* **The task**
All of the records below must be output exactly, with no pictures carried over.

* **Listing**
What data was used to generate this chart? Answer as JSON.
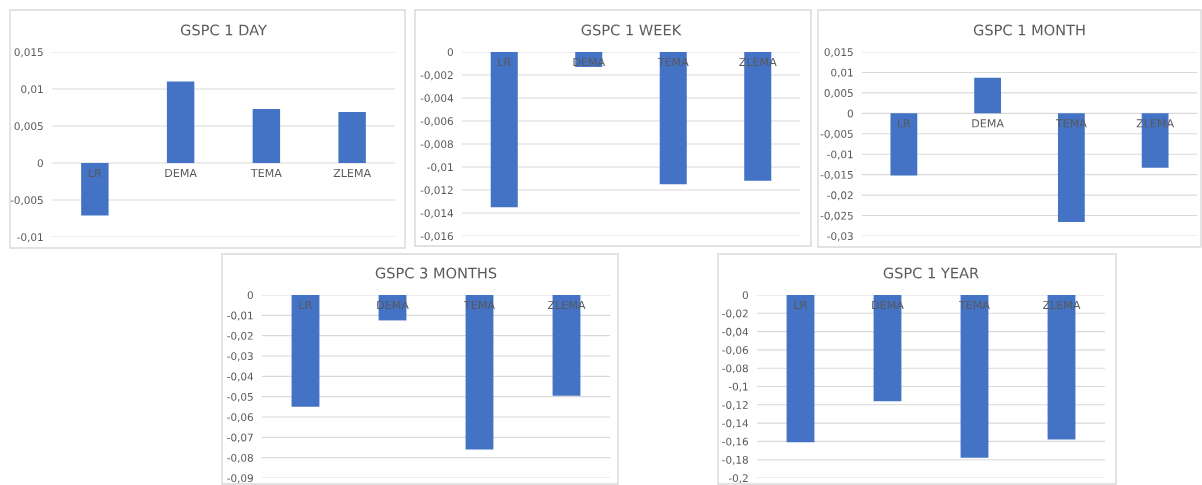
{
  "chart_data": [
    {
      "type": "bar",
      "title": "GSPC 1 DAY",
      "categories": [
        "LR",
        "DEMA",
        "TEMA",
        "ZLEMA"
      ],
      "values": [
        -0.0071,
        0.011,
        0.0073,
        0.0069
      ],
      "color": "#4472c4",
      "ylim": [
        -0.01,
        0.015
      ],
      "yticks": [
        {
          "value": -0.01,
          "label": "-0,01"
        },
        {
          "value": -0.005,
          "label": "-0,005"
        },
        0,
        {
          "value": 0.005,
          "label": "0,005"
        },
        {
          "value": 0.01,
          "label": "0,01"
        },
        {
          "value": 0.015,
          "label": "0,015"
        }
      ],
      "grid": "y"
    },
    {
      "type": "bar",
      "title": "GSPC 1 WEEK",
      "categories": [
        "LR",
        "DEMA",
        "TEMA",
        "ZLEMA"
      ],
      "values": [
        -0.0135,
        -0.0013,
        -0.0115,
        -0.0112
      ],
      "color": "#4472c4",
      "ylim": [
        -0.016,
        0
      ],
      "yticks": [
        {
          "value": -0.016,
          "label": "-0,016"
        },
        {
          "value": -0.014,
          "label": "-0,014"
        },
        {
          "value": -0.012,
          "label": "-0,012"
        },
        {
          "value": -0.01,
          "label": "-0,01"
        },
        {
          "value": -0.008,
          "label": "-0,008"
        },
        {
          "value": -0.006,
          "label": "-0,006"
        },
        {
          "value": -0.004,
          "label": "-0,004"
        },
        {
          "value": -0.002,
          "label": "-0,002"
        },
        0
      ],
      "grid": "y"
    },
    {
      "type": "bar",
      "title": "GSPC 1 MONTH",
      "categories": [
        "LR",
        "DEMA",
        "TEMA",
        "ZLEMA"
      ],
      "values": [
        -0.0152,
        0.0087,
        -0.0266,
        -0.0133
      ],
      "color": "#4472c4",
      "ylim": [
        -0.03,
        0.015
      ],
      "yticks": [
        {
          "value": -0.03,
          "label": "-0,03"
        },
        {
          "value": -0.025,
          "label": "-0,025"
        },
        {
          "value": -0.02,
          "label": "-0,02"
        },
        {
          "value": -0.015,
          "label": "-0,015"
        },
        {
          "value": -0.01,
          "label": "-0,01"
        },
        {
          "value": -0.005,
          "label": "-0,005"
        },
        0,
        {
          "value": 0.005,
          "label": "0,005"
        },
        {
          "value": 0.01,
          "label": "0,01"
        },
        {
          "value": 0.015,
          "label": "0,015"
        }
      ],
      "grid": "y"
    },
    {
      "type": "bar",
      "title": "GSPC 3 MONTHS",
      "categories": [
        "LR",
        "DEMA",
        "TEMA",
        "ZLEMA"
      ],
      "values": [
        -0.055,
        -0.0125,
        -0.076,
        -0.0495
      ],
      "color": "#4472c4",
      "ylim": [
        -0.09,
        0
      ],
      "yticks": [
        {
          "value": -0.09,
          "label": "-0,09"
        },
        {
          "value": -0.08,
          "label": "-0,08"
        },
        {
          "value": -0.07,
          "label": "-0,07"
        },
        {
          "value": -0.06,
          "label": "-0,06"
        },
        {
          "value": -0.05,
          "label": "-0,05"
        },
        {
          "value": -0.04,
          "label": "-0,04"
        },
        {
          "value": -0.03,
          "label": "-0,03"
        },
        {
          "value": -0.02,
          "label": "-0,02"
        },
        {
          "value": -0.01,
          "label": "-0,01"
        },
        0
      ],
      "grid": "y"
    },
    {
      "type": "bar",
      "title": "GSPC 1 YEAR",
      "categories": [
        "LR",
        "DEMA",
        "TEMA",
        "ZLEMA"
      ],
      "values": [
        -0.161,
        -0.116,
        -0.178,
        -0.158
      ],
      "color": "#4472c4",
      "ylim": [
        -0.2,
        0
      ],
      "yticks": [
        {
          "value": -0.2,
          "label": "-0,2"
        },
        {
          "value": -0.18,
          "label": "-0,18"
        },
        {
          "value": -0.16,
          "label": "-0,16"
        },
        {
          "value": -0.14,
          "label": "-0,14"
        },
        {
          "value": -0.12,
          "label": "-0,12"
        },
        {
          "value": -0.1,
          "label": "-0,1"
        },
        {
          "value": -0.08,
          "label": "-0,08"
        },
        {
          "value": -0.06,
          "label": "-0,06"
        },
        {
          "value": -0.04,
          "label": "-0,04"
        },
        {
          "value": -0.02,
          "label": "-0,02"
        },
        0
      ],
      "grid": "y"
    }
  ]
}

* **Solution below**
What data was used to generate this chart? Answer as JSON.
{
  "chart_data": [
    {
      "type": "bar",
      "title": "GSPC 1 DAY",
      "categories": [
        "LR",
        "DEMA",
        "TEMA",
        "ZLEMA"
      ],
      "values": [
        -0.0071,
        0.011,
        0.0073,
        0.0069
      ],
      "color": "#4472c4",
      "ylim": [
        -0.01,
        0.015
      ],
      "yticks": [
        {
          "value": -0.01,
          "label": "-0,01"
        },
        {
          "value": -0.005,
          "label": "-0,005"
        },
        0,
        {
          "value": 0.005,
          "label": "0,005"
        },
        {
          "value": 0.01,
          "label": "0,01"
        },
        {
          "value": 0.015,
          "label": "0,015"
        }
      ],
      "grid": "y"
    },
    {
      "type": "bar",
      "title": "GSPC 1 WEEK",
      "categories": [
        "LR",
        "DEMA",
        "TEMA",
        "ZLEMA"
      ],
      "values": [
        -0.0135,
        -0.0013,
        -0.0115,
        -0.0112
      ],
      "color": "#4472c4",
      "ylim": [
        -0.016,
        0
      ],
      "yticks": [
        {
          "value": -0.016,
          "label": "-0,016"
        },
        {
          "value": -0.014,
          "label": "-0,014"
        },
        {
          "value": -0.012,
          "label": "-0,012"
        },
        {
          "value": -0.01,
          "label": "-0,01"
        },
        {
          "value": -0.008,
          "label": "-0,008"
        },
        {
          "value": -0.006,
          "label": "-0,006"
        },
        {
          "value": -0.004,
          "label": "-0,004"
        },
        {
          "value": -0.002,
          "label": "-0,002"
        },
        0
      ],
      "grid": "y"
    },
    {
      "type": "bar",
      "title": "GSPC 1 MONTH",
      "categories": [
        "LR",
        "DEMA",
        "TEMA",
        "ZLEMA"
      ],
      "values": [
        -0.0152,
        0.0087,
        -0.0266,
        -0.0133
      ],
      "color": "#4472c4",
      "ylim": [
        -0.03,
        0.015
      ],
      "yticks": [
        {
          "value": -0.03,
          "label": "-0,03"
        },
        {
          "value": -0.025,
          "label": "-0,025"
        },
        {
          "value": -0.02,
          "label": "-0,02"
        },
        {
          "value": -0.015,
          "label": "-0,015"
        },
        {
          "value": -0.01,
          "label": "-0,01"
        },
        {
          "value": -0.005,
          "label": "-0,005"
        },
        0,
        {
          "value": 0.005,
          "label": "0,005"
        },
        {
          "value": 0.01,
          "label": "0,01"
        },
        {
          "value": 0.015,
          "label": "0,015"
        }
      ],
      "grid": "y"
    },
    {
      "type": "bar",
      "title": "GSPC 3 MONTHS",
      "categories": [
        "LR",
        "DEMA",
        "TEMA",
        "ZLEMA"
      ],
      "values": [
        -0.055,
        -0.0125,
        -0.076,
        -0.0495
      ],
      "color": "#4472c4",
      "ylim": [
        -0.09,
        0
      ],
      "yticks": [
        {
          "value": -0.09,
          "label": "-0,09"
        },
        {
          "value": -0.08,
          "label": "-0,08"
        },
        {
          "value": -0.07,
          "label": "-0,07"
        },
        {
          "value": -0.06,
          "label": "-0,06"
        },
        {
          "value": -0.05,
          "label": "-0,05"
        },
        {
          "value": -0.04,
          "label": "-0,04"
        },
        {
          "value": -0.03,
          "label": "-0,03"
        },
        {
          "value": -0.02,
          "label": "-0,02"
        },
        {
          "value": -0.01,
          "label": "-0,01"
        },
        0
      ],
      "grid": "y"
    },
    {
      "type": "bar",
      "title": "GSPC 1 YEAR",
      "categories": [
        "LR",
        "DEMA",
        "TEMA",
        "ZLEMA"
      ],
      "values": [
        -0.161,
        -0.116,
        -0.178,
        -0.158
      ],
      "color": "#4472c4",
      "ylim": [
        -0.2,
        0
      ],
      "yticks": [
        {
          "value": -0.2,
          "label": "-0,2"
        },
        {
          "value": -0.18,
          "label": "-0,18"
        },
        {
          "value": -0.16,
          "label": "-0,16"
        },
        {
          "value": -0.14,
          "label": "-0,14"
        },
        {
          "value": -0.12,
          "label": "-0,12"
        },
        {
          "value": -0.1,
          "label": "-0,1"
        },
        {
          "value": -0.08,
          "label": "-0,08"
        },
        {
          "value": -0.06,
          "label": "-0,06"
        },
        {
          "value": -0.04,
          "label": "-0,04"
        },
        {
          "value": -0.02,
          "label": "-0,02"
        },
        0
      ],
      "grid": "y"
    }
  ]
}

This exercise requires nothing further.